§ **TASK DIRECTIONS**
Repeat each of the following rows verbatim, keeping them in the same order.

Items listed in a dataset:

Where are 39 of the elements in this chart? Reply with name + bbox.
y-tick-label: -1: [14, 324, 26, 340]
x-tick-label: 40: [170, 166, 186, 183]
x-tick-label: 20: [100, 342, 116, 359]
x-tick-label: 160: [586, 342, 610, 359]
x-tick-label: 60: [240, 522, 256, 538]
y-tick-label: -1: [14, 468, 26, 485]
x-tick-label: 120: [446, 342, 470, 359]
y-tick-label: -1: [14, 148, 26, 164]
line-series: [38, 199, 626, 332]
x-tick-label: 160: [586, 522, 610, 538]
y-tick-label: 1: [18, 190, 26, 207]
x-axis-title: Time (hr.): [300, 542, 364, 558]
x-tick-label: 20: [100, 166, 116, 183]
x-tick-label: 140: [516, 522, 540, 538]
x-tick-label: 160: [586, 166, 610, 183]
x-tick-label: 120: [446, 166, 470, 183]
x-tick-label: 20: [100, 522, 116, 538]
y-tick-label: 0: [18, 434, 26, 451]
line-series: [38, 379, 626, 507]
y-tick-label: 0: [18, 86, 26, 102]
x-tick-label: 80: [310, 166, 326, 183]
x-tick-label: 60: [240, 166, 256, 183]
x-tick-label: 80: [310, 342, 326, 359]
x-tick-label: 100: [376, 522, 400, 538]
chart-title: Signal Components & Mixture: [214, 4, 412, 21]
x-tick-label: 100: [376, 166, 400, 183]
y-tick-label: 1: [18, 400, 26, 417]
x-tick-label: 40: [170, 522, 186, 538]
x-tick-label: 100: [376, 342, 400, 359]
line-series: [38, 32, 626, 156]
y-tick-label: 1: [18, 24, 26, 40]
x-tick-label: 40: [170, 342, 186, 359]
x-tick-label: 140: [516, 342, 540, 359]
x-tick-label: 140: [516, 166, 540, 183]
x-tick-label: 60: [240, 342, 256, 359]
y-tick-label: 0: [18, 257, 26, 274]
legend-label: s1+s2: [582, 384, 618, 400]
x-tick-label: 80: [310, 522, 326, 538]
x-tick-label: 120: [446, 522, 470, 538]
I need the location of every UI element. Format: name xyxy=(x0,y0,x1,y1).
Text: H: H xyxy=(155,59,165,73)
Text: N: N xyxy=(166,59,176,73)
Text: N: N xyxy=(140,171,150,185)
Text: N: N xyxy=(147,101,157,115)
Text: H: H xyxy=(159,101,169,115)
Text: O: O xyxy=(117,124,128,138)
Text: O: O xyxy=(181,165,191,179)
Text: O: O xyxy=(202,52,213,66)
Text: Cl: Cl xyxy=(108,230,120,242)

§ **WORKED ANSWER**
Where are 39 of the elements in this chart? Reply with name + bbox.
y-tick-label: -1: [14, 324, 26, 340]
x-tick-label: 40: [170, 166, 186, 183]
x-tick-label: 20: [100, 342, 116, 359]
x-tick-label: 160: [586, 342, 610, 359]
x-tick-label: 60: [240, 522, 256, 538]
y-tick-label: -1: [14, 468, 26, 485]
x-tick-label: 120: [446, 342, 470, 359]
y-tick-label: -1: [14, 148, 26, 164]
line-series: [38, 199, 626, 332]
x-tick-label: 160: [586, 522, 610, 538]
y-tick-label: 1: [18, 190, 26, 207]
x-axis-title: Time (hr.): [300, 542, 364, 558]
x-tick-label: 20: [100, 166, 116, 183]
x-tick-label: 140: [516, 522, 540, 538]
x-tick-label: 160: [586, 166, 610, 183]
x-tick-label: 120: [446, 166, 470, 183]
x-tick-label: 20: [100, 522, 116, 538]
y-tick-label: 0: [18, 434, 26, 451]
line-series: [38, 379, 626, 507]
y-tick-label: 0: [18, 86, 26, 102]
x-tick-label: 80: [310, 166, 326, 183]
x-tick-label: 60: [240, 166, 256, 183]
x-tick-label: 80: [310, 342, 326, 359]
x-tick-label: 100: [376, 522, 400, 538]
chart-title: Signal Components & Mixture: [214, 4, 412, 21]
x-tick-label: 100: [376, 166, 400, 183]
y-tick-label: 1: [18, 400, 26, 417]
x-tick-label: 40: [170, 522, 186, 538]
x-tick-label: 100: [376, 342, 400, 359]
line-series: [38, 32, 626, 156]
y-tick-label: 1: [18, 24, 26, 40]
x-tick-label: 40: [170, 342, 186, 359]
x-tick-label: 140: [516, 342, 540, 359]
x-tick-label: 140: [516, 166, 540, 183]
x-tick-label: 60: [240, 342, 256, 359]
y-tick-label: 0: [18, 257, 26, 274]
legend-label: s1+s2: [582, 384, 618, 400]
x-tick-label: 80: [310, 522, 326, 538]
x-tick-label: 120: [446, 522, 470, 538]
I need the location of every UI element. Format: name xyxy=(x0,y0,x1,y1).
Text: H: H xyxy=(155,59,165,73)
Text: N: N xyxy=(166,59,176,73)
Text: N: N xyxy=(140,171,150,185)
Text: N: N xyxy=(147,101,157,115)
Text: H: H xyxy=(159,101,169,115)
Text: O: O xyxy=(117,124,128,138)
Text: O: O xyxy=(181,165,191,179)
Text: O: O xyxy=(202,52,213,66)
Text: Cl: Cl xyxy=(108,230,120,242)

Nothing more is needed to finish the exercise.